**Given exercise:**
How many lines of these entries hold the string "yields"? Reply with the number alone.

(Rows from a dataset)
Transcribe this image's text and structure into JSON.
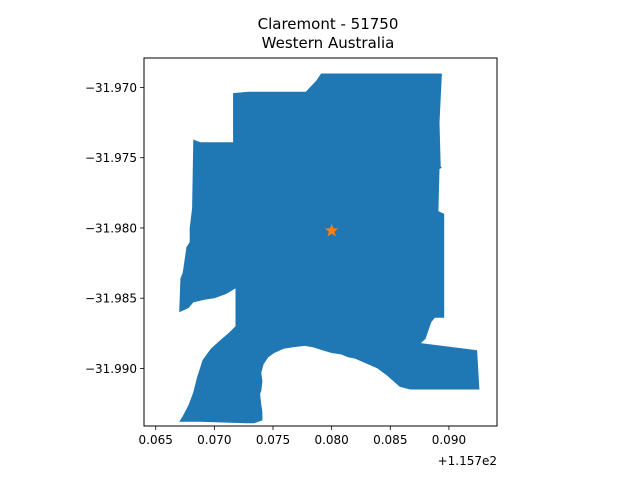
{
  "title": [
    "Claremont - 51750",
    "Western Australia"
  ],
  "chart_data": {
    "type": "map",
    "title": "Claremont - 51750\nWestern Australia",
    "xlabel": "",
    "ylabel": "",
    "xlim": [
      115.764,
      115.7941
    ],
    "ylim": [
      -31.9941,
      -31.9679
    ],
    "x_offset_label": "+1.157e2",
    "x_ticks": [
      {
        "value": 115.765,
        "label": "0.065"
      },
      {
        "value": 115.77,
        "label": "0.070"
      },
      {
        "value": 115.775,
        "label": "0.075"
      },
      {
        "value": 115.78,
        "label": "0.080"
      },
      {
        "value": 115.785,
        "label": "0.085"
      },
      {
        "value": 115.79,
        "label": "0.090"
      }
    ],
    "y_ticks": [
      {
        "value": -31.97,
        "label": "−31.970"
      },
      {
        "value": -31.975,
        "label": "−31.975"
      },
      {
        "value": -31.98,
        "label": "−31.980"
      },
      {
        "value": -31.985,
        "label": "−31.985"
      },
      {
        "value": -31.99,
        "label": "−31.990"
      }
    ],
    "grid": false,
    "region": {
      "name": "Claremont - 51750",
      "color": "#1f77b4",
      "outline": [
        [
          115.7685,
          -31.9738
        ],
        [
          115.7688,
          -31.9739
        ],
        [
          115.7716,
          -31.9739
        ],
        [
          115.7716,
          -31.9704
        ],
        [
          115.7729,
          -31.9703
        ],
        [
          115.7778,
          -31.9703
        ],
        [
          115.7787,
          -31.9695
        ],
        [
          115.7791,
          -31.969
        ],
        [
          115.7894,
          -31.969
        ],
        [
          115.7892,
          -31.9725
        ],
        [
          115.7893,
          -31.9756
        ],
        [
          115.7894,
          -31.9757
        ],
        [
          115.7892,
          -31.9758
        ],
        [
          115.7891,
          -31.9788
        ],
        [
          115.7896,
          -31.979
        ],
        [
          115.7896,
          -31.9864
        ],
        [
          115.7888,
          -31.9864
        ],
        [
          115.7885,
          -31.9867
        ],
        [
          115.788,
          -31.9879
        ],
        [
          115.7876,
          -31.9882
        ],
        [
          115.7924,
          -31.9887
        ],
        [
          115.7926,
          -31.9915
        ],
        [
          115.7867,
          -31.9915
        ],
        [
          115.7858,
          -31.9913
        ],
        [
          115.7847,
          -31.9905
        ],
        [
          115.7839,
          -31.99
        ],
        [
          115.782,
          -31.9893
        ],
        [
          115.7814,
          -31.9892
        ],
        [
          115.7808,
          -31.989
        ],
        [
          115.78,
          -31.9889
        ],
        [
          115.7792,
          -31.9887
        ],
        [
          115.7784,
          -31.9885
        ],
        [
          115.7777,
          -31.9884
        ],
        [
          115.7767,
          -31.9885
        ],
        [
          115.7759,
          -31.9886
        ],
        [
          115.7751,
          -31.9889
        ],
        [
          115.7746,
          -31.9892
        ],
        [
          115.7742,
          -31.9897
        ],
        [
          115.774,
          -31.9903
        ],
        [
          115.7741,
          -31.9909
        ],
        [
          115.774,
          -31.9916
        ],
        [
          115.7739,
          -31.9918
        ],
        [
          115.774,
          -31.9926
        ],
        [
          115.7741,
          -31.9931
        ],
        [
          115.7741,
          -31.9937
        ],
        [
          115.7734,
          -31.9939
        ],
        [
          115.7727,
          -31.9939
        ],
        [
          115.7688,
          -31.9938
        ],
        [
          115.767,
          -31.9938
        ],
        [
          115.7673,
          -31.9934
        ],
        [
          115.7678,
          -31.9926
        ],
        [
          115.7682,
          -31.9917
        ],
        [
          115.7685,
          -31.9907
        ],
        [
          115.769,
          -31.9894
        ],
        [
          115.7697,
          -31.9886
        ],
        [
          115.7705,
          -31.988
        ],
        [
          115.7712,
          -31.9875
        ],
        [
          115.7718,
          -31.987
        ],
        [
          115.7718,
          -31.9843
        ],
        [
          115.771,
          -31.9847
        ],
        [
          115.77,
          -31.985
        ],
        [
          115.7692,
          -31.9851
        ],
        [
          115.7682,
          -31.9853
        ],
        [
          115.7678,
          -31.9857
        ],
        [
          115.767,
          -31.986
        ],
        [
          115.7671,
          -31.9836
        ],
        [
          115.7673,
          -31.9832
        ],
        [
          115.7676,
          -31.9815
        ],
        [
          115.7676,
          -31.9814
        ],
        [
          115.7679,
          -31.981
        ],
        [
          115.7679,
          -31.98
        ],
        [
          115.7681,
          -31.9786
        ],
        [
          115.7682,
          -31.9737
        ]
      ]
    },
    "marker": {
      "x": 115.78,
      "y": -31.9802,
      "symbol": "star",
      "color": "#ff7f0e"
    }
  }
}
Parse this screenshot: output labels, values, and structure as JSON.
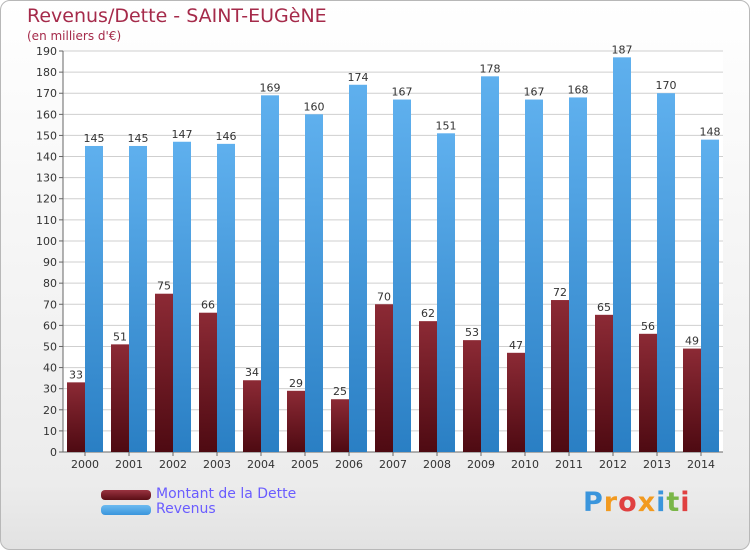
{
  "title": "Revenus/Dette - SAINT-EUGèNE",
  "subtitle": "(en milliers d'€)",
  "brand": "Proxiti",
  "colors": {
    "debt": "#7a1f2b",
    "revenue": "#3a95dc",
    "title": "#a52a4a",
    "legend_text": "#6a5cff"
  },
  "legend": [
    {
      "label": "Montant de la Dette",
      "color": "#5a0e16"
    },
    {
      "label": "Revenus",
      "color": "#3a95dc"
    }
  ],
  "chart_data": {
    "type": "bar",
    "title": "Revenus/Dette - SAINT-EUGèNE",
    "subtitle": "(en milliers d'€)",
    "categories": [
      "2000",
      "2001",
      "2002",
      "2003",
      "2004",
      "2005",
      "2006",
      "2007",
      "2008",
      "2009",
      "2010",
      "2011",
      "2012",
      "2013",
      "2014"
    ],
    "series": [
      {
        "name": "Montant de la Dette",
        "values": [
          33,
          51,
          75,
          66,
          34,
          29,
          25,
          70,
          62,
          53,
          47,
          72,
          65,
          56,
          49
        ]
      },
      {
        "name": "Revenus",
        "values": [
          145,
          145,
          147,
          146,
          169,
          160,
          174,
          167,
          151,
          178,
          167,
          168,
          187,
          170,
          148
        ]
      }
    ],
    "ylim": [
      0,
      190
    ],
    "yticks": [
      0,
      10,
      20,
      30,
      40,
      50,
      60,
      70,
      80,
      90,
      100,
      110,
      120,
      130,
      140,
      150,
      160,
      170,
      180,
      190
    ],
    "grid": true,
    "data_labels": true,
    "legend_position": "bottom-left"
  }
}
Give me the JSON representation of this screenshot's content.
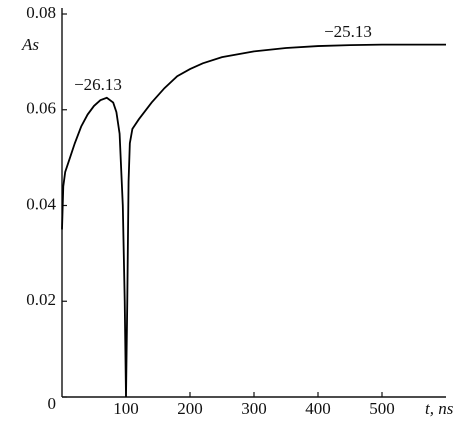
{
  "chart_data": {
    "type": "line",
    "x_label": "t, ns",
    "y_label": "As",
    "x": [
      0,
      2,
      5,
      10,
      20,
      30,
      40,
      50,
      60,
      70,
      80,
      85,
      90,
      95,
      98,
      100,
      102,
      104,
      106,
      110,
      120,
      140,
      160,
      180,
      200,
      220,
      250,
      300,
      350,
      400,
      450,
      500,
      600
    ],
    "series": [
      {
        "color": "#000000",
        "values": [
          0.035,
          0.044,
          0.047,
          0.049,
          0.053,
          0.0565,
          0.059,
          0.0608,
          0.062,
          0.0625,
          0.0615,
          0.0595,
          0.055,
          0.04,
          0.02,
          0,
          0.02,
          0.045,
          0.053,
          0.056,
          0.058,
          0.0615,
          0.0645,
          0.067,
          0.0685,
          0.0697,
          0.071,
          0.0722,
          0.0729,
          0.0733,
          0.0735,
          0.0736,
          0.0736
        ]
      }
    ],
    "annotations": [
      "−26.13",
      "−25.13"
    ],
    "xlim": [
      0,
      600
    ],
    "xticks": [
      100,
      200,
      300,
      400,
      500
    ],
    "ylim": [
      0,
      0.08
    ],
    "yticks": [
      0,
      0.02,
      0.04,
      0.06,
      0.08
    ]
  }
}
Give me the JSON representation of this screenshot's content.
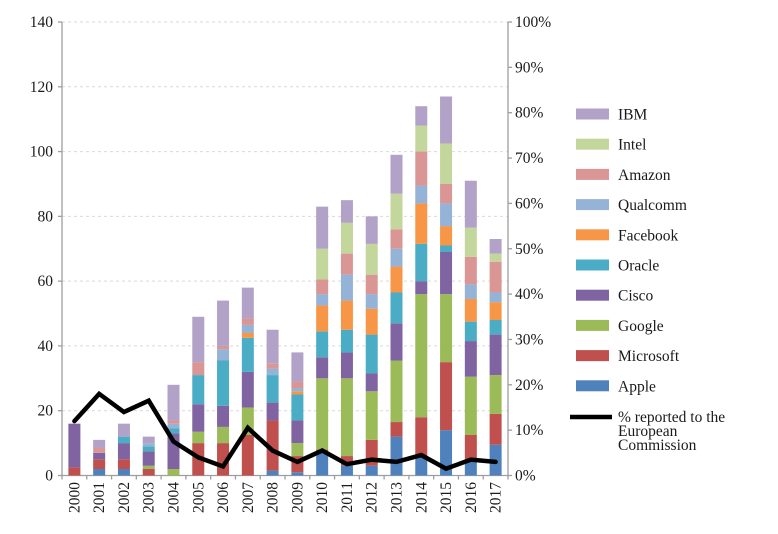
{
  "chart_data": {
    "type": "bar",
    "stacked": true,
    "title": "",
    "xlabel": "",
    "ylabel": "",
    "legend_position": "right",
    "grid": true,
    "categories": [
      "2000",
      "2001",
      "2002",
      "2003",
      "2004",
      "2005",
      "2006",
      "2007",
      "2008",
      "2009",
      "2010",
      "2011",
      "2012",
      "2013",
      "2014",
      "2015",
      "2016",
      "2017"
    ],
    "series": [
      {
        "name": "Apple",
        "color": "#4F81BD",
        "values": [
          0,
          2,
          2,
          0,
          0,
          0,
          0,
          0,
          1.5,
          1,
          7,
          3,
          3,
          12,
          6,
          14,
          4.5,
          9.5
        ]
      },
      {
        "name": "Microsoft",
        "color": "#C0504D",
        "values": [
          2.5,
          3,
          3,
          2,
          0,
          10,
          10,
          12.5,
          15.5,
          5,
          1,
          3,
          8,
          4.5,
          12,
          21,
          8,
          9.5
        ]
      },
      {
        "name": "Google",
        "color": "#9BBB59",
        "values": [
          0,
          0,
          0,
          1,
          2,
          3.5,
          5,
          8.5,
          0,
          4,
          22,
          24,
          15,
          19,
          38,
          21,
          18,
          12
        ]
      },
      {
        "name": "Cisco",
        "color": "#8064A2",
        "values": [
          13.5,
          2,
          5,
          4.5,
          11,
          8.5,
          6.5,
          11,
          5.5,
          7,
          6.5,
          8,
          5.5,
          11.5,
          4,
          13,
          11,
          12.5
        ]
      },
      {
        "name": "Oracle",
        "color": "#4BACC6",
        "values": [
          0,
          0,
          2,
          1.5,
          1.5,
          9,
          14,
          10.5,
          8.5,
          8,
          8,
          7,
          12,
          9.5,
          11.5,
          2,
          6,
          4.5
        ]
      },
      {
        "name": "Facebook",
        "color": "#F79646",
        "values": [
          0,
          0,
          0,
          0,
          0,
          0,
          0,
          1.5,
          0,
          1,
          8,
          9,
          8,
          8,
          12.5,
          6,
          7,
          5.5
        ]
      },
      {
        "name": "Qualcomm",
        "color": "#95B3D7",
        "values": [
          0,
          0,
          0,
          1,
          1.5,
          0,
          3.5,
          2.5,
          2,
          1,
          3.5,
          8,
          4.5,
          5.5,
          5.5,
          7,
          4.5,
          3
        ]
      },
      {
        "name": "Amazon",
        "color": "#D99694",
        "values": [
          0,
          1.5,
          0,
          0,
          1,
          4,
          1,
          2,
          1.5,
          2,
          4.5,
          6.5,
          6,
          6,
          10.5,
          6,
          8.5,
          9.5
        ]
      },
      {
        "name": "Intel",
        "color": "#C3D69B",
        "values": [
          0,
          0,
          0,
          0,
          0,
          0,
          0,
          0,
          0,
          0,
          9.5,
          9.5,
          9.5,
          11,
          8,
          12.5,
          9,
          2.5
        ]
      },
      {
        "name": "IBM",
        "color": "#B3A2C7",
        "values": [
          0,
          2.5,
          4,
          2,
          11,
          14,
          14,
          9.5,
          10.5,
          9,
          13,
          7,
          8.5,
          12,
          6,
          14.5,
          14.5,
          4.5
        ]
      }
    ],
    "line_overlay": {
      "name": "% reported to the European Commission",
      "legend_lines": [
        "% reported to the",
        "European",
        "Commission"
      ],
      "color": "#000000",
      "axis": "right",
      "values_pct": [
        12,
        18,
        14,
        16.5,
        7.5,
        4,
        2,
        10.5,
        5.5,
        3,
        5.5,
        2.5,
        3.5,
        3,
        4.5,
        1.5,
        3.5,
        3
      ]
    },
    "left_axis": {
      "min": 0,
      "max": 140,
      "step": 20,
      "tick_labels": [
        "0",
        "20",
        "40",
        "60",
        "80",
        "100",
        "120",
        "140"
      ]
    },
    "right_axis": {
      "min": 0,
      "max": 100,
      "step": 10,
      "tick_labels": [
        "0%",
        "10%",
        "20%",
        "30%",
        "40%",
        "50%",
        "60%",
        "70%",
        "80%",
        "90%",
        "100%"
      ]
    },
    "legend_order_top_to_bottom": [
      "IBM",
      "Intel",
      "Amazon",
      "Qualcomm",
      "Facebook",
      "Oracle",
      "Cisco",
      "Google",
      "Microsoft",
      "Apple"
    ]
  },
  "colors": {
    "background": "#ffffff",
    "gridline": "#d9d9d9",
    "axis": "#9e9e9e",
    "text": "#1a1a1a"
  }
}
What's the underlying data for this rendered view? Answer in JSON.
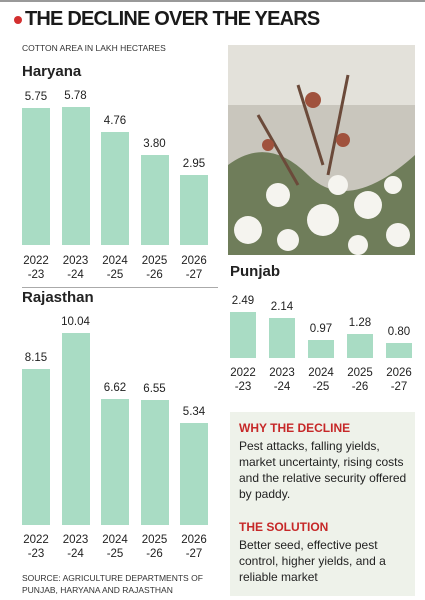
{
  "title": "THE DECLINE OVER THE YEARS",
  "subtitle": "COTTON AREA IN LAKH HECTARES",
  "source": "SOURCE: AGRICULTURE DEPARTMENTS OF PUNJAB, HARYANA AND RAJASTHAN",
  "why": {
    "heading": "WHY THE DECLINE",
    "text": "Pest attacks, falling yields, market uncertainty, rising costs and the relative security offered by paddy."
  },
  "solution": {
    "heading": "THE SOLUTION",
    "text": "Better seed, effective pest control, higher yields, and a reliable market"
  },
  "chart_data": [
    {
      "type": "bar",
      "title": "Haryana",
      "color": "#a9dcc4",
      "categories": [
        "2022\n-23",
        "2023\n-24",
        "2024\n-25",
        "2025\n-26",
        "2026\n-27"
      ],
      "values": [
        5.75,
        5.78,
        4.76,
        3.8,
        2.95
      ],
      "value_labels": [
        "5.75",
        "5.78",
        "4.76",
        "3.80",
        "2.95"
      ]
    },
    {
      "type": "bar",
      "title": "Rajasthan",
      "color": "#a9dcc4",
      "categories": [
        "2022\n-23",
        "2023\n-24",
        "2024\n-25",
        "2025\n-26",
        "2026\n-27"
      ],
      "values": [
        8.15,
        10.04,
        6.62,
        6.55,
        5.34
      ],
      "value_labels": [
        "8.15",
        "10.04",
        "6.62",
        "6.55",
        "5.34"
      ]
    },
    {
      "type": "bar",
      "title": "Punjab",
      "color": "#a9dcc4",
      "categories": [
        "2022\n-23",
        "2023\n-24",
        "2024\n-25",
        "2025\n-26",
        "2026\n-27"
      ],
      "values": [
        2.49,
        2.14,
        0.97,
        1.28,
        0.8
      ],
      "value_labels": [
        "2.49",
        "2.14",
        "0.97",
        "1.28",
        "0.80"
      ]
    }
  ]
}
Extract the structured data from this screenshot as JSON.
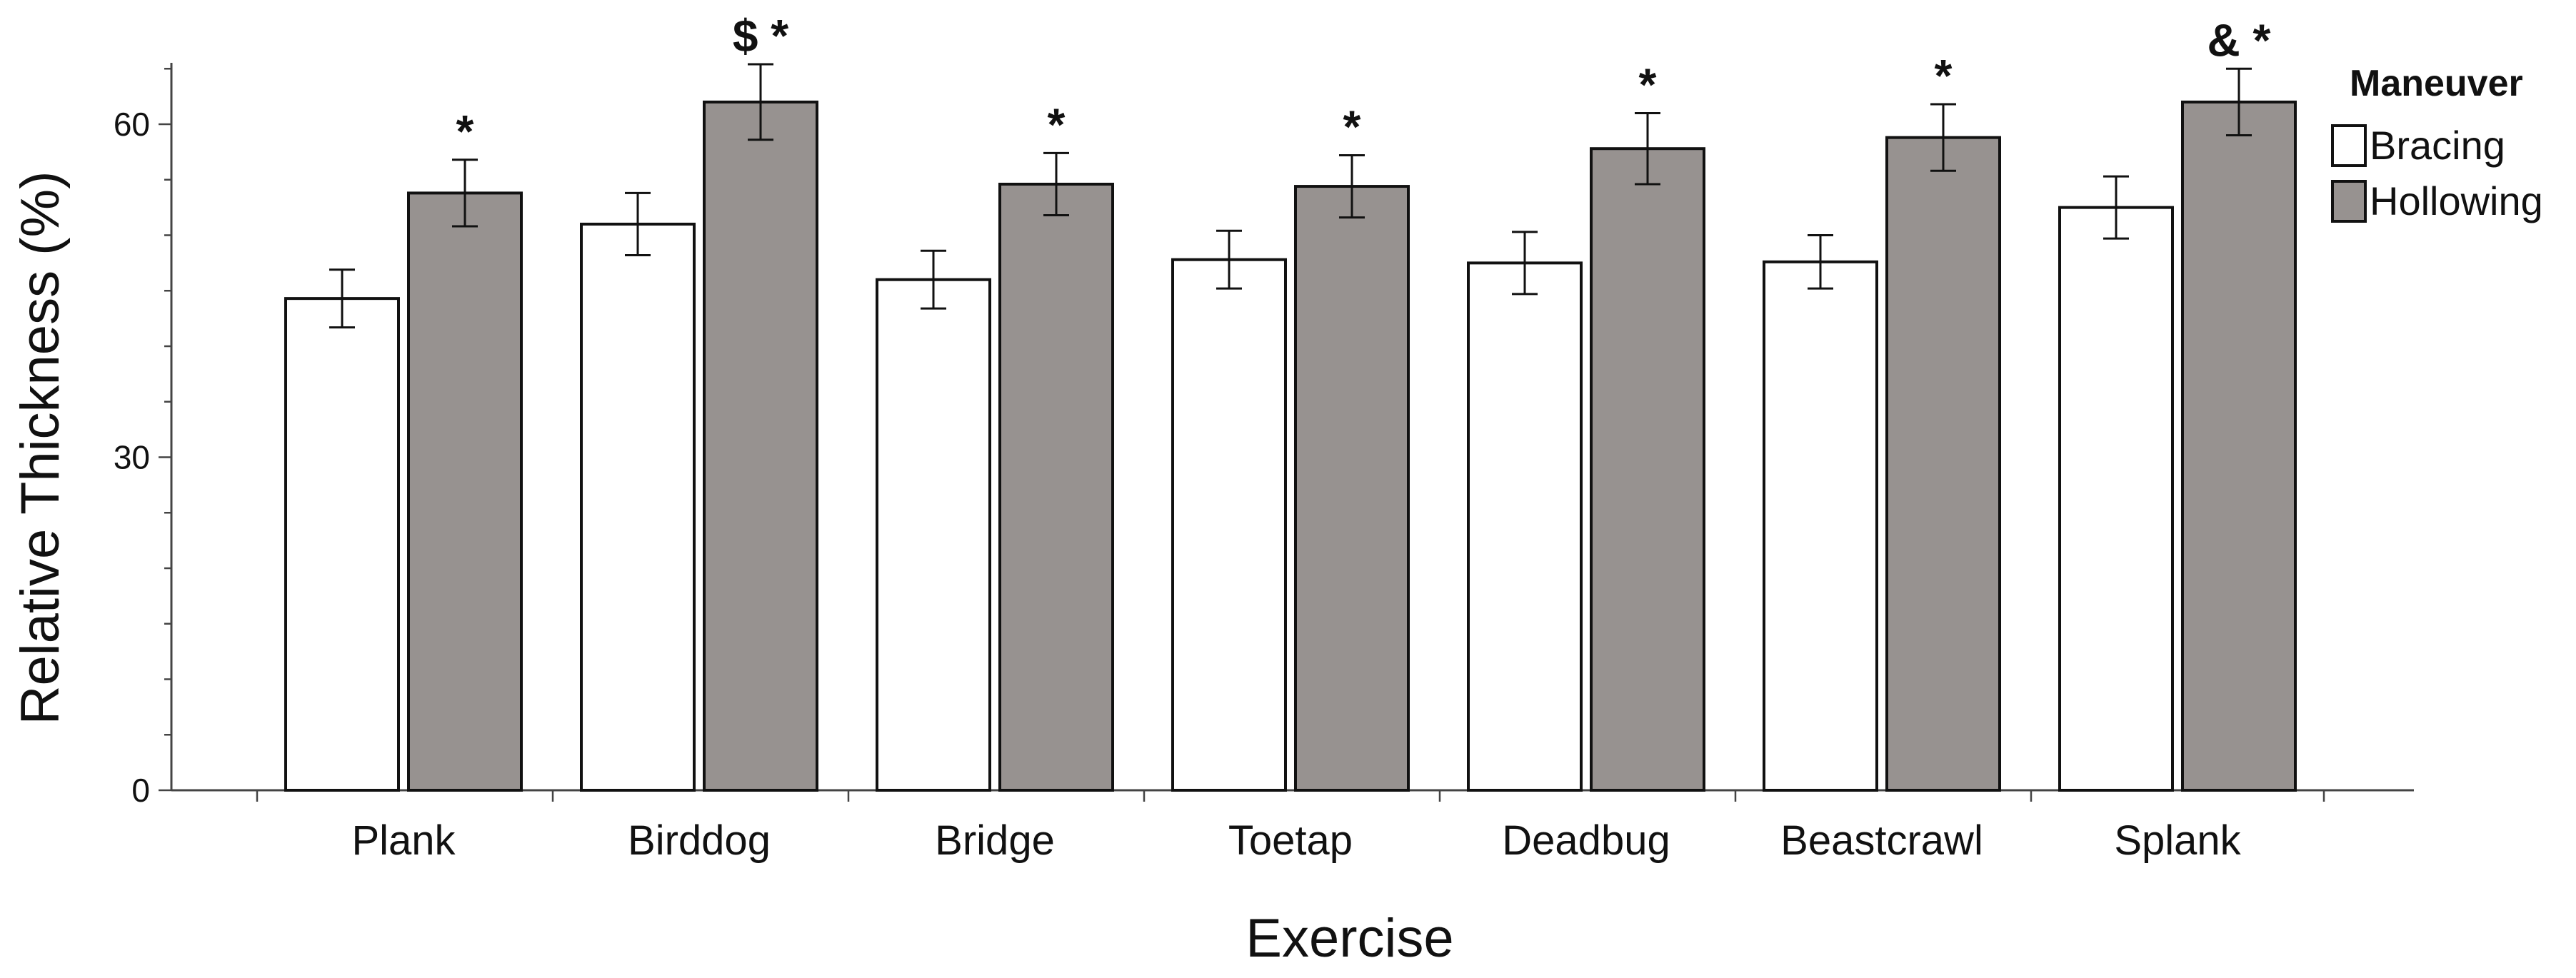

**Result for this task:**
2